-- Begin --

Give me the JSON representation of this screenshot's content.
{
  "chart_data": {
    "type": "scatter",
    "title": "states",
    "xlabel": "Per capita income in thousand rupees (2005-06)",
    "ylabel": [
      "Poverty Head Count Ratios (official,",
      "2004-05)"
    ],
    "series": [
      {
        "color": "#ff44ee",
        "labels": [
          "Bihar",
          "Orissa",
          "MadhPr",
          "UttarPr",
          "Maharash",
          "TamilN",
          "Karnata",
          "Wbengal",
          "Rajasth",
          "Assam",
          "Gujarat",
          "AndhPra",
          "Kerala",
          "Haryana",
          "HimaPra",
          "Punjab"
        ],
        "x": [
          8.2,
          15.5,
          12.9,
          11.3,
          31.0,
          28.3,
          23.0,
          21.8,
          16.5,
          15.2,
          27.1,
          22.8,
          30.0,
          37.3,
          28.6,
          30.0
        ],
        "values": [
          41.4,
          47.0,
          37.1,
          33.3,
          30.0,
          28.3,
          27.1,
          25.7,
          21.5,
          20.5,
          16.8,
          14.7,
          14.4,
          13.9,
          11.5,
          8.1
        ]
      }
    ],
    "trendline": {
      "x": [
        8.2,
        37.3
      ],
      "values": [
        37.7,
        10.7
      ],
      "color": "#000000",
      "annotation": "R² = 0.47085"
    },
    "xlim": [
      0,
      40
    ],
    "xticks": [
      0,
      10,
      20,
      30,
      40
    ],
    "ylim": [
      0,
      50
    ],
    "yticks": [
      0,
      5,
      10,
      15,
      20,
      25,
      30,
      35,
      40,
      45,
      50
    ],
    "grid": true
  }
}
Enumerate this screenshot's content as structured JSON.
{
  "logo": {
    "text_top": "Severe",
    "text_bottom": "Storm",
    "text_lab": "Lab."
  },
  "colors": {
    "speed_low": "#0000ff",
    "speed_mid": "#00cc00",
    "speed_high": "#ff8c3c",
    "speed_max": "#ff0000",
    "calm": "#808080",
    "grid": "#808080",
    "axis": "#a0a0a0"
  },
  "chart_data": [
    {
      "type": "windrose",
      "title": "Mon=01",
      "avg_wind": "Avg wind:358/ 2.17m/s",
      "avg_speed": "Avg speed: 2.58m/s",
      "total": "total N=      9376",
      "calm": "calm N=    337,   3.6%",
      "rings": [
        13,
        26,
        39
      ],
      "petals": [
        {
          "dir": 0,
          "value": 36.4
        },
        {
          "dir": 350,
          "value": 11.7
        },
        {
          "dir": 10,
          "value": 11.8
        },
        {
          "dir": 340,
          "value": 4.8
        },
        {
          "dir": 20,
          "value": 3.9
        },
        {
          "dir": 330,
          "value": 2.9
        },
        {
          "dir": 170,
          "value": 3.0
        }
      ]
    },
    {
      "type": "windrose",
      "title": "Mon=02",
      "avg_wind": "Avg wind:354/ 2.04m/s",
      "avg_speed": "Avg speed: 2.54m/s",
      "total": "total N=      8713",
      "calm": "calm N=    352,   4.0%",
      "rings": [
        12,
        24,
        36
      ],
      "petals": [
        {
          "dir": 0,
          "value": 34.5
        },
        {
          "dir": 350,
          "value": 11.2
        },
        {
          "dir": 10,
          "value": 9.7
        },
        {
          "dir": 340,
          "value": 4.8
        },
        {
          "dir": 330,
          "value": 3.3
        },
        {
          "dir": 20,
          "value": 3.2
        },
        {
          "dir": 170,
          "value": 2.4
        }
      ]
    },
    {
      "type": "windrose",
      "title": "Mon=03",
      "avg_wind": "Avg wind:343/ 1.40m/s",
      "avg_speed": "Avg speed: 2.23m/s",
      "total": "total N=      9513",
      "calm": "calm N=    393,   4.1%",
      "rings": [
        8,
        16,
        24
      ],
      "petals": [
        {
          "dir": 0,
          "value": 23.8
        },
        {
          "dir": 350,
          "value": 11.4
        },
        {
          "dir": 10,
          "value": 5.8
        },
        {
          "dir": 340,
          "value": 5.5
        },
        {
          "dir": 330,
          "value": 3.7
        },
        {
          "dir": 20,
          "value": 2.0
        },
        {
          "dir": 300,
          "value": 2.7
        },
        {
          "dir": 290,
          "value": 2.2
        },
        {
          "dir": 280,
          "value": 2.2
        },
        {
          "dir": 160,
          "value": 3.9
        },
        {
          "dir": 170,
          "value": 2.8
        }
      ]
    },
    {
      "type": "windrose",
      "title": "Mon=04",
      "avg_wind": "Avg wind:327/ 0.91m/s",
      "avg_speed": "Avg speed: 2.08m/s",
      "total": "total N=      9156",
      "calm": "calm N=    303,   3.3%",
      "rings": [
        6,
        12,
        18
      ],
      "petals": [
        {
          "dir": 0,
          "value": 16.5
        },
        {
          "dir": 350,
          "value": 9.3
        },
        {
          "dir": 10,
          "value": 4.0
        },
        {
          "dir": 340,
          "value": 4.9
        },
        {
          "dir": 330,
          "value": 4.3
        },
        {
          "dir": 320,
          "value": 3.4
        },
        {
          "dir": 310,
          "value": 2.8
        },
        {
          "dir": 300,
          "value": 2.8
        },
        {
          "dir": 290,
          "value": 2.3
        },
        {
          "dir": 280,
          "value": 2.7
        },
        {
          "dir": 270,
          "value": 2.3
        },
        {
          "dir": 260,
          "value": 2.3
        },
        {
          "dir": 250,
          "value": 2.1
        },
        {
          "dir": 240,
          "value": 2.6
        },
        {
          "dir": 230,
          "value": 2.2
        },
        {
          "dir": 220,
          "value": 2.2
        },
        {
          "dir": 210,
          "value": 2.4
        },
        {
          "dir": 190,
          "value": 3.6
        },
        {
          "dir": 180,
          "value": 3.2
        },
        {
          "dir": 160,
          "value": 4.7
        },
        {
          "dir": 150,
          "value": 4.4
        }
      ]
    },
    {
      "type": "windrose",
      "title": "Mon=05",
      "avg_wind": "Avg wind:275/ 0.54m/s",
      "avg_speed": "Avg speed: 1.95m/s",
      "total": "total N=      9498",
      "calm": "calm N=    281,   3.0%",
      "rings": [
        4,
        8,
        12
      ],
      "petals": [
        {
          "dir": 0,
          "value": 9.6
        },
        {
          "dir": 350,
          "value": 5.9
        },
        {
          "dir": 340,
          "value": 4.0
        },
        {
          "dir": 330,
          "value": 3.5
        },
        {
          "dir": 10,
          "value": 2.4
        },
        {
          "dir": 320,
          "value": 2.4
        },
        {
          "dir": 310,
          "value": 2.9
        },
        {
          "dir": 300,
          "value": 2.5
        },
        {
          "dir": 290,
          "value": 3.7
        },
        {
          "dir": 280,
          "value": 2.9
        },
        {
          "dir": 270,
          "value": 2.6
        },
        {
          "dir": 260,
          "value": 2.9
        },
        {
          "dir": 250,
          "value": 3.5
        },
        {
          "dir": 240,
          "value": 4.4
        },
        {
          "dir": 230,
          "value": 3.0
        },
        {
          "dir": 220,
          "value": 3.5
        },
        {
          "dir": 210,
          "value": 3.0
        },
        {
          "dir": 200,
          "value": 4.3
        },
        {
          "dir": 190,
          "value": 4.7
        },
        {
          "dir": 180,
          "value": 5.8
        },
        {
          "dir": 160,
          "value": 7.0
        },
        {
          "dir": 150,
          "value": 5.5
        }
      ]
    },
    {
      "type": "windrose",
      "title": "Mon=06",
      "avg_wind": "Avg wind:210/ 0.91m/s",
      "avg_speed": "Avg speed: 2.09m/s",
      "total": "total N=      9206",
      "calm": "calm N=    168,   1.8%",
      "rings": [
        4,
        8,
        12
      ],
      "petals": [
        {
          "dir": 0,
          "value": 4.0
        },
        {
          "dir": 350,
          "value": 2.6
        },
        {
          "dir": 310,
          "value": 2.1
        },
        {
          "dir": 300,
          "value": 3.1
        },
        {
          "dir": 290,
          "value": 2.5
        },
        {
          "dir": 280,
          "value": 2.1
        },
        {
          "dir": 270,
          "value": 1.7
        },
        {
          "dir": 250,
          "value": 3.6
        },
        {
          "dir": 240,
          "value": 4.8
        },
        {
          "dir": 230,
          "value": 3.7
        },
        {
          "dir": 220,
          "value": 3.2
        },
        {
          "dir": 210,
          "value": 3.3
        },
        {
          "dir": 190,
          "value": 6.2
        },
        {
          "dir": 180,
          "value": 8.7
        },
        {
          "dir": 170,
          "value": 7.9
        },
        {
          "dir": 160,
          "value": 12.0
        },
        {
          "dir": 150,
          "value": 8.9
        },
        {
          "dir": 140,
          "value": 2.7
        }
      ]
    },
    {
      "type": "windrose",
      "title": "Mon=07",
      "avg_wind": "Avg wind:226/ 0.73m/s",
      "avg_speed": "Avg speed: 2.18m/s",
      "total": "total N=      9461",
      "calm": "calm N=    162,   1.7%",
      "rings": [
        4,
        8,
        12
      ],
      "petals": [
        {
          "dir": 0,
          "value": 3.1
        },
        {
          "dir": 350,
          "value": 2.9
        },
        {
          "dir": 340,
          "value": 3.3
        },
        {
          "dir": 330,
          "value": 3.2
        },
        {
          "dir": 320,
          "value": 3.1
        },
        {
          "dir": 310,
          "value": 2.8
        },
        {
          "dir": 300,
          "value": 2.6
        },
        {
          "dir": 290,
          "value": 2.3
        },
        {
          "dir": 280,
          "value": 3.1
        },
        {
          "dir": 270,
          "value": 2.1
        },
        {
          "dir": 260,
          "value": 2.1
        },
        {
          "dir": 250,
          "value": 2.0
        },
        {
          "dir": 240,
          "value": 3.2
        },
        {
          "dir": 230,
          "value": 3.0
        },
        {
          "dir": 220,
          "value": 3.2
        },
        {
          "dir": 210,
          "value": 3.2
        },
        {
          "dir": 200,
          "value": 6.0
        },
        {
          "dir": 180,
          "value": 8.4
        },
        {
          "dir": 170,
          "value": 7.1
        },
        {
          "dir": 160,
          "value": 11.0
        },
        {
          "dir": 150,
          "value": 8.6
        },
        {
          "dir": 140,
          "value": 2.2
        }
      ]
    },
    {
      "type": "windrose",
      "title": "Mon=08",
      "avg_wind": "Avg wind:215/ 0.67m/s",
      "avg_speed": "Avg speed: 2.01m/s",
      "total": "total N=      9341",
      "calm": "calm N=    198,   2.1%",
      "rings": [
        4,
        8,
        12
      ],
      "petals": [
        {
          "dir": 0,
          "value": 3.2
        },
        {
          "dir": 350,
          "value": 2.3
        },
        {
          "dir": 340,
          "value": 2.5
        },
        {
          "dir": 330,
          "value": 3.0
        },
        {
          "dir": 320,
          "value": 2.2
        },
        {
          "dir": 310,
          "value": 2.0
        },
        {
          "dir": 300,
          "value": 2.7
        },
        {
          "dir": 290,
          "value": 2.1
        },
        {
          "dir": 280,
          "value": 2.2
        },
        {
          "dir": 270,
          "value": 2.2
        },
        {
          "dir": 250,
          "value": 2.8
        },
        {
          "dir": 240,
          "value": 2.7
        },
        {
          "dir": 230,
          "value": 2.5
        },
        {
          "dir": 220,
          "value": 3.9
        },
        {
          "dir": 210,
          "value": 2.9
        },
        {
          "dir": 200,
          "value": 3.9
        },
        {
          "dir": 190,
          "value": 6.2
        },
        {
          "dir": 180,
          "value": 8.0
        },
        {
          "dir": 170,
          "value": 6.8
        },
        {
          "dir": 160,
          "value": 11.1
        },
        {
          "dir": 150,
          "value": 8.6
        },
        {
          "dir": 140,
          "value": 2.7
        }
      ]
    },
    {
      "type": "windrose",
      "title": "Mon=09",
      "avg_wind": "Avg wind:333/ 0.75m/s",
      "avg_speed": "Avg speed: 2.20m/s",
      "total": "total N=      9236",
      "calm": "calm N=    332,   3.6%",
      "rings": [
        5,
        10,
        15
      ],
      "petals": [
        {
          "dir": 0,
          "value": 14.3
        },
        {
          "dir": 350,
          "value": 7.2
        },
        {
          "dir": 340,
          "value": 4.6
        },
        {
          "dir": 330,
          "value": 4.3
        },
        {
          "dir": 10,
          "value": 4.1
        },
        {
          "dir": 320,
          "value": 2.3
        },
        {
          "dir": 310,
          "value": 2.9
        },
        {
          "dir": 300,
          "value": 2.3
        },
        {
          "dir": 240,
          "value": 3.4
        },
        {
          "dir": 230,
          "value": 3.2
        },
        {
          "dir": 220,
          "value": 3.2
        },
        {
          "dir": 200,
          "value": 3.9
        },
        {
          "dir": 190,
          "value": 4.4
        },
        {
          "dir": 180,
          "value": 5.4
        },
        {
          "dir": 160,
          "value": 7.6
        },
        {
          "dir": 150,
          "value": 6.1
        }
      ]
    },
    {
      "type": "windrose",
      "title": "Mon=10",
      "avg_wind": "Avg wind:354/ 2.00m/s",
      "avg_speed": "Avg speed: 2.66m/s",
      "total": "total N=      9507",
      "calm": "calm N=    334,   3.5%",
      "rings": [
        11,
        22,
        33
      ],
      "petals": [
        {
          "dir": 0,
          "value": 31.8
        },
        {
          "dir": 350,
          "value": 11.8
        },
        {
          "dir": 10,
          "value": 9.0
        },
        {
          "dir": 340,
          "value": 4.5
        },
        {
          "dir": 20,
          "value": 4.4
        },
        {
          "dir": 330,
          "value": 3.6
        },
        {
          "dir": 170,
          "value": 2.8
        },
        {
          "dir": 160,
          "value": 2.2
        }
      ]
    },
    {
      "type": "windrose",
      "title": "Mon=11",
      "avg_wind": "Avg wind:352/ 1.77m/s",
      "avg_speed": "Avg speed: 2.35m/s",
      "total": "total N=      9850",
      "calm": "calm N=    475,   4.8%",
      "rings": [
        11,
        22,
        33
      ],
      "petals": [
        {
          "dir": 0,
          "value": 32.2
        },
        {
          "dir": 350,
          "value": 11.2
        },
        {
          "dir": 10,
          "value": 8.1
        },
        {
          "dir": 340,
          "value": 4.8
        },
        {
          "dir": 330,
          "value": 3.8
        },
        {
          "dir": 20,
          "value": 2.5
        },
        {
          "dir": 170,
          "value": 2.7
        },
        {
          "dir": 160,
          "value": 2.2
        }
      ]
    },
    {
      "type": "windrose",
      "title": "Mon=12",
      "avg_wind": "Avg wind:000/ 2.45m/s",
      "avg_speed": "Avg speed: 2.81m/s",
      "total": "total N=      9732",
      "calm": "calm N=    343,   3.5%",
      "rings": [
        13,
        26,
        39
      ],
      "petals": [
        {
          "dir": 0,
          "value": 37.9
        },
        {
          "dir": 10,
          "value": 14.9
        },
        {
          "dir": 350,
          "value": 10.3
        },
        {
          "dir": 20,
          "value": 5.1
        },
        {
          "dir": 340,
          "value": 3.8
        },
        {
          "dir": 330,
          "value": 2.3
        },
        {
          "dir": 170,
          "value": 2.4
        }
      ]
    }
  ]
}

-- End --

[Required work]
Search the entries for the word "screenshot", then list each line that holds it.

[Reply]
Give me the JSON representation of this screenshot's content.
Enumerate this screenshot's content as structured JSON.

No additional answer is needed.